Start of Data excerpts
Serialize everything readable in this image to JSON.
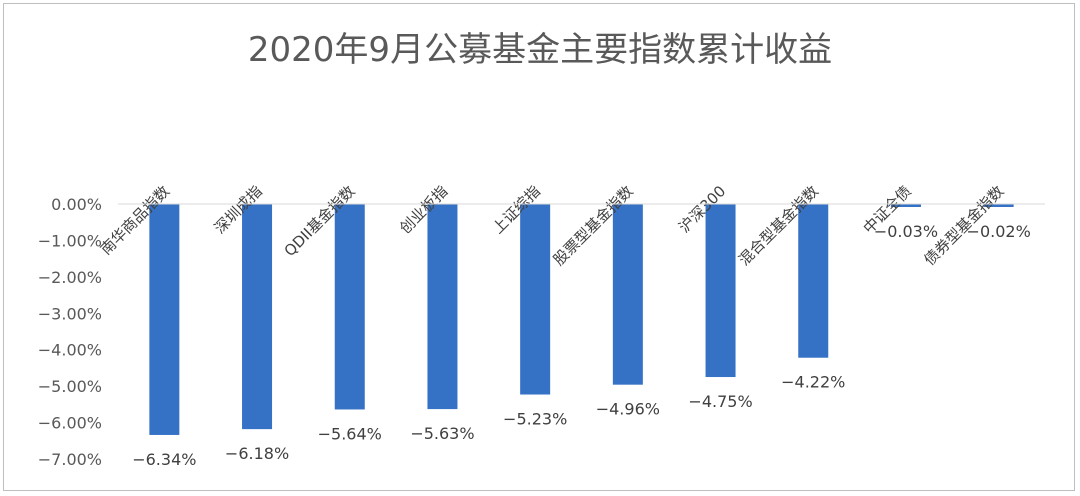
{
  "chart_data": {
    "type": "bar",
    "title": "2020年9月公募基金主要指数累计收益",
    "categories": [
      "南华商品指数",
      "深圳成指",
      "QDII基金指数",
      "创业板指",
      "上证综指",
      "股票型基金指数",
      "沪深300",
      "混合型基金指数",
      "中证全债",
      "债券型基金指数"
    ],
    "values": [
      -6.34,
      -6.18,
      -5.64,
      -5.63,
      -5.23,
      -4.96,
      -4.75,
      -4.22,
      -0.03,
      -0.02
    ],
    "data_labels": [
      "−6.34%",
      "−6.18%",
      "−5.64%",
      "−5.63%",
      "−5.23%",
      "−4.96%",
      "−4.75%",
      "−4.22%",
      "−0.03%",
      "−0.02%"
    ],
    "yticks": [
      0,
      -1,
      -2,
      -3,
      -4,
      -5,
      -6,
      -7
    ],
    "ytick_labels": [
      "0.00%",
      "−1.00%",
      "−2.00%",
      "−3.00%",
      "−4.00%",
      "−5.00%",
      "−6.00%",
      "−7.00%"
    ],
    "ylim": [
      -7,
      0
    ],
    "xlabel": "",
    "ylabel": "",
    "grid": false,
    "legend": "none",
    "bar_color": "#3572C6"
  }
}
End of Data excerpts
▶ _Work instructions_
Quote the records above exactly, leaving out any pictures.

▶ _Response below_
Serialize everything readable in this image to JSON.
{
  "chart_data": {
    "type": "bar",
    "title": "2020年9月公募基金主要指数累计收益",
    "categories": [
      "南华商品指数",
      "深圳成指",
      "QDII基金指数",
      "创业板指",
      "上证综指",
      "股票型基金指数",
      "沪深300",
      "混合型基金指数",
      "中证全债",
      "债券型基金指数"
    ],
    "values": [
      -6.34,
      -6.18,
      -5.64,
      -5.63,
      -5.23,
      -4.96,
      -4.75,
      -4.22,
      -0.03,
      -0.02
    ],
    "data_labels": [
      "−6.34%",
      "−6.18%",
      "−5.64%",
      "−5.63%",
      "−5.23%",
      "−4.96%",
      "−4.75%",
      "−4.22%",
      "−0.03%",
      "−0.02%"
    ],
    "yticks": [
      0,
      -1,
      -2,
      -3,
      -4,
      -5,
      -6,
      -7
    ],
    "ytick_labels": [
      "0.00%",
      "−1.00%",
      "−2.00%",
      "−3.00%",
      "−4.00%",
      "−5.00%",
      "−6.00%",
      "−7.00%"
    ],
    "ylim": [
      -7,
      0
    ],
    "xlabel": "",
    "ylabel": "",
    "grid": false,
    "legend": "none",
    "bar_color": "#3572C6"
  }
}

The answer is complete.